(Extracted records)

[start]

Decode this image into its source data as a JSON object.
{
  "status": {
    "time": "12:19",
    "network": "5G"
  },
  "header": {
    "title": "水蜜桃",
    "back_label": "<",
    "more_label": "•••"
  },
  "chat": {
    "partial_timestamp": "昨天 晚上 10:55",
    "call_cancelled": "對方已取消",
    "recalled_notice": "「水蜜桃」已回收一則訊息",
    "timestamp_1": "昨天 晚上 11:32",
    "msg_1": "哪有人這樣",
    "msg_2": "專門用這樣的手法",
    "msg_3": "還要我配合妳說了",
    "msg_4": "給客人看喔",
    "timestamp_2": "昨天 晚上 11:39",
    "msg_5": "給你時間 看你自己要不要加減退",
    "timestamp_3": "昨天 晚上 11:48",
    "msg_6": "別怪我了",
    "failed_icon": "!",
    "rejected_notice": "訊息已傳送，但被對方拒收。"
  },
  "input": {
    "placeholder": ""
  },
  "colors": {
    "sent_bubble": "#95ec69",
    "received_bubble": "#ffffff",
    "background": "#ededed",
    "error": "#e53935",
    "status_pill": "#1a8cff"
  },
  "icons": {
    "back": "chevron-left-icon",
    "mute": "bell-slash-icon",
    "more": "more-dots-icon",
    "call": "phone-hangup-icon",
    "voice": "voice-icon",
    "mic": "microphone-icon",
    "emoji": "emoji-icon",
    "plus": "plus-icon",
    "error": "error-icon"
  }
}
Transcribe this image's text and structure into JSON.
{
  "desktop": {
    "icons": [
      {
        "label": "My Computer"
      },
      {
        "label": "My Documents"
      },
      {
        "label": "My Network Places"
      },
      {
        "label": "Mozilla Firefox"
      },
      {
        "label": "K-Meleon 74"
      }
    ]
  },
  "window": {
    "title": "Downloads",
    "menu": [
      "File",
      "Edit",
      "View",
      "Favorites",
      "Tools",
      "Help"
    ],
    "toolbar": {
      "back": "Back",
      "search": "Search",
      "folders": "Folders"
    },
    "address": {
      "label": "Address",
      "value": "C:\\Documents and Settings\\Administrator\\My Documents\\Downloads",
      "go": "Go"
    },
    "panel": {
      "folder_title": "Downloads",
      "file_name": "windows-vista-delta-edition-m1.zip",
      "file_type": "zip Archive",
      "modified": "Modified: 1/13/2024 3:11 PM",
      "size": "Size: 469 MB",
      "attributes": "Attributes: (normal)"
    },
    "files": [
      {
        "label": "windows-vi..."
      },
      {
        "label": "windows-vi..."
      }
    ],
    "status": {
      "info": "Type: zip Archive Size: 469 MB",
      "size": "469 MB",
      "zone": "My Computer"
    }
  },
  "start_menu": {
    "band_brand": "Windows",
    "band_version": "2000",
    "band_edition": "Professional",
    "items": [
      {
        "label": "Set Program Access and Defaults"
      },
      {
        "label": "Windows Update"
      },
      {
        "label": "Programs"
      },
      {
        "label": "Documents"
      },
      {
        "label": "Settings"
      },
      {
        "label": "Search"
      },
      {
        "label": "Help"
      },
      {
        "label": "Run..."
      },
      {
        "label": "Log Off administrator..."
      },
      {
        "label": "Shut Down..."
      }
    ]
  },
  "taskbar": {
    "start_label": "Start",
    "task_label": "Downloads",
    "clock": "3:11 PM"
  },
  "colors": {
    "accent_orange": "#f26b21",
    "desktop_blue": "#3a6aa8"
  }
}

[end]

● **Aim of the exercise**: In the records above, find each line with the word "this" and copy it.

● **Problem solution**:
Decode this image into its source data as a JSON object.
Transcribe this image's text and structure into JSON.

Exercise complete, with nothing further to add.